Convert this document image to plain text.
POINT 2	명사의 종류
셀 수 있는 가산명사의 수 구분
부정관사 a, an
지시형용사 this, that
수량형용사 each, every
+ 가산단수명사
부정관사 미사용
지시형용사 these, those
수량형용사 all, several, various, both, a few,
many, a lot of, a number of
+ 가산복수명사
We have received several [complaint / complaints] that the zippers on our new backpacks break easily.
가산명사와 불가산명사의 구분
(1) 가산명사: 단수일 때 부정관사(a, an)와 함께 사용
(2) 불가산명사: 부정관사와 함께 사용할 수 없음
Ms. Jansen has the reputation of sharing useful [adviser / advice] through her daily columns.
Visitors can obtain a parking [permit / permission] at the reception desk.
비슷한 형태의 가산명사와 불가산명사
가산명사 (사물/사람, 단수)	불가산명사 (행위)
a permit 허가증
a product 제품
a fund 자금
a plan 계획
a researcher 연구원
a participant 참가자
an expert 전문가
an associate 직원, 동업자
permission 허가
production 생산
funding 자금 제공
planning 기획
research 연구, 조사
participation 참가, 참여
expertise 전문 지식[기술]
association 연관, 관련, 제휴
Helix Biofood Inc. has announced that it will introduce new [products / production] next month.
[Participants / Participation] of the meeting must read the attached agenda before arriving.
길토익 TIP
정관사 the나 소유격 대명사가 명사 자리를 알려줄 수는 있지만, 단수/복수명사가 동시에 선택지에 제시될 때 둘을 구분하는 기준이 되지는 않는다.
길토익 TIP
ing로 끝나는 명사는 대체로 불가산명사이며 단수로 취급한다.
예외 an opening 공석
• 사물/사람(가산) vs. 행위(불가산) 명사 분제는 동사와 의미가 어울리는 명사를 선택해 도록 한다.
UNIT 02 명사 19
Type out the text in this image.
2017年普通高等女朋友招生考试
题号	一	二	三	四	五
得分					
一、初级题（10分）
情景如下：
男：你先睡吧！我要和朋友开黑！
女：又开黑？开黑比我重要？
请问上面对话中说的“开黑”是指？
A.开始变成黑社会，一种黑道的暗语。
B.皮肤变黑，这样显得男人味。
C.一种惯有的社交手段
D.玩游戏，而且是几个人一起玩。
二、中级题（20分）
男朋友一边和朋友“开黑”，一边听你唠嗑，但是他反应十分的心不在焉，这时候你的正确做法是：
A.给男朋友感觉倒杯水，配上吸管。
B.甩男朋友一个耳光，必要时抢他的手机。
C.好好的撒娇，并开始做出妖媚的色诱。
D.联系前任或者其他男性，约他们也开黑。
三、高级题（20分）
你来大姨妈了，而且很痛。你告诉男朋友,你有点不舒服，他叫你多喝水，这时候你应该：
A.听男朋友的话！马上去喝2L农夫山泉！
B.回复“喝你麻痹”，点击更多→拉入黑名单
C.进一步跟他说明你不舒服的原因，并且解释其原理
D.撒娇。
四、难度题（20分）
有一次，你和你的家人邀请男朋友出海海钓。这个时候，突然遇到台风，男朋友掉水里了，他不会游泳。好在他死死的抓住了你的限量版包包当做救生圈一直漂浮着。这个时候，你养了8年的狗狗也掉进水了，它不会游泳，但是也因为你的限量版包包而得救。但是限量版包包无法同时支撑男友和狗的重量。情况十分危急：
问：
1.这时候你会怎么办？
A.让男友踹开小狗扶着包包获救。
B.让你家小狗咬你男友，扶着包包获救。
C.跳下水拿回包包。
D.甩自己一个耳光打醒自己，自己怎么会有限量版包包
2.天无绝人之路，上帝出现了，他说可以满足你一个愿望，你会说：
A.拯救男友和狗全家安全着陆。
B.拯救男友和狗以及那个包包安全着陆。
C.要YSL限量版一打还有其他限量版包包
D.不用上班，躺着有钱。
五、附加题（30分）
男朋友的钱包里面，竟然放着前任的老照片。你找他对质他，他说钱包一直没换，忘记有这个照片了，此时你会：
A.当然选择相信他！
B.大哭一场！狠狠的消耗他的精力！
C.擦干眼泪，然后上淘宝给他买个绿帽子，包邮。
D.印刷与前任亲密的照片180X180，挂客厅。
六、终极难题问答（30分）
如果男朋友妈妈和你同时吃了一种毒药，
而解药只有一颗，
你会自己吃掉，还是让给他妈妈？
———
## Do this
Exactly reproduce every line of the records.

## Exercise solution
Convert this document image to plain text.
POINT 2	명사의 종류
셀 수 있는 가산명사의 수 구분
부정관사 a, an
지시형용사 this, that
수량형용사 each, every
+ 가산단수명사
부정관사 미사용
지시형용사 these, those
수량형용사 all, several, various, both, a few,
many, a lot of, a number of
+ 가산복수명사
We have received several [complaint / complaints] that the zippers on our new backpacks break easily.
가산명사와 불가산명사의 구분
(1) 가산명사: 단수일 때 부정관사(a, an)와 함께 사용
(2) 불가산명사: 부정관사와 함께 사용할 수 없음
Ms. Jansen has the reputation of sharing useful [adviser / advice] through her daily columns.
Visitors can obtain a parking [permit / permission] at the reception desk.
비슷한 형태의 가산명사와 불가산명사
가산명사 (사물/사람, 단수)	불가산명사 (행위)
a permit 허가증
a product 제품
a fund 자금
a plan 계획
a researcher 연구원
a participant 참가자
an expert 전문가
an associate 직원, 동업자
permission 허가
production 생산
funding 자금 제공
planning 기획
research 연구, 조사
participation 참가, 참여
expertise 전문 지식[기술]
association 연관, 관련, 제휴
Helix Biofood Inc. has announced that it will introduce new [products / production] next month.
[Participants / Participation] of the meeting must read the attached agenda before arriving.
길토익 TIP
정관사 the나 소유격 대명사가 명사 자리를 알려줄 수는 있지만, 단수/복수명사가 동시에 선택지에 제시될 때 둘을 구분하는 기준이 되지는 않는다.
길토익 TIP
ing로 끝나는 명사는 대체로 불가산명사이며 단수로 취급한다.
예외 an opening 공석
• 사물/사람(가산) vs. 행위(불가산) 명사 분제는 동사와 의미가 어울리는 명사를 선택해 도록 한다.
UNIT 02 명사 19
Type out the text in this image.
2017年普通高等女朋友招生考试
题号	一	二	三	四	五
得分					
一、初级题（10分）
情景如下：
男：你先睡吧！我要和朋友开黑！
女：又开黑？开黑比我重要？
请问上面对话中说的“开黑”是指？
A.开始变成黑社会，一种黑道的暗语。
B.皮肤变黑，这样显得男人味。
C.一种惯有的社交手段
D.玩游戏，而且是几个人一起玩。
二、中级题（20分）
男朋友一边和朋友“开黑”，一边听你唠嗑，但是他反应十分的心不在焉，这时候你的正确做法是：
A.给男朋友感觉倒杯水，配上吸管。
B.甩男朋友一个耳光，必要时抢他的手机。
C.好好的撒娇，并开始做出妖媚的色诱。
D.联系前任或者其他男性，约他们也开黑。
三、高级题（20分）
你来大姨妈了，而且很痛。你告诉男朋友,你有点不舒服，他叫你多喝水，这时候你应该：
A.听男朋友的话！马上去喝2L农夫山泉！
B.回复“喝你麻痹”，点击更多→拉入黑名单
C.进一步跟他说明你不舒服的原因，并且解释其原理
D.撒娇。
四、难度题（20分）
有一次，你和你的家人邀请男朋友出海海钓。这个时候，突然遇到台风，男朋友掉水里了，他不会游泳。好在他死死的抓住了你的限量版包包当做救生圈一直漂浮着。这个时候，你养了8年的狗狗也掉进水了，它不会游泳，但是也因为你的限量版包包而得救。但是限量版包包无法同时支撑男友和狗的重量。情况十分危急：
问：
1.这时候你会怎么办？
A.让男友踹开小狗扶着包包获救。
B.让你家小狗咬你男友，扶着包包获救。
C.跳下水拿回包包。
D.甩自己一个耳光打醒自己，自己怎么会有限量版包包
2.天无绝人之路，上帝出现了，他说可以满足你一个愿望，你会说：
A.拯救男友和狗全家安全着陆。
B.拯救男友和狗以及那个包包安全着陆。
C.要YSL限量版一打还有其他限量版包包
D.不用上班，躺着有钱。
五、附加题（30分）
男朋友的钱包里面，竟然放着前任的老照片。你找他对质他，他说钱包一直没换，忘记有这个照片了，此时你会：
A.当然选择相信他！
B.大哭一场！狠狠的消耗他的精力！
C.擦干眼泪，然后上淘宝给他买个绿帽子，包邮。
D.印刷与前任亲密的照片180X180，挂客厅。
六、终极难题问答（30分）
如果男朋友妈妈和你同时吃了一种毒药，
而解药只有一颗，
你会自己吃掉，还是让给他妈妈？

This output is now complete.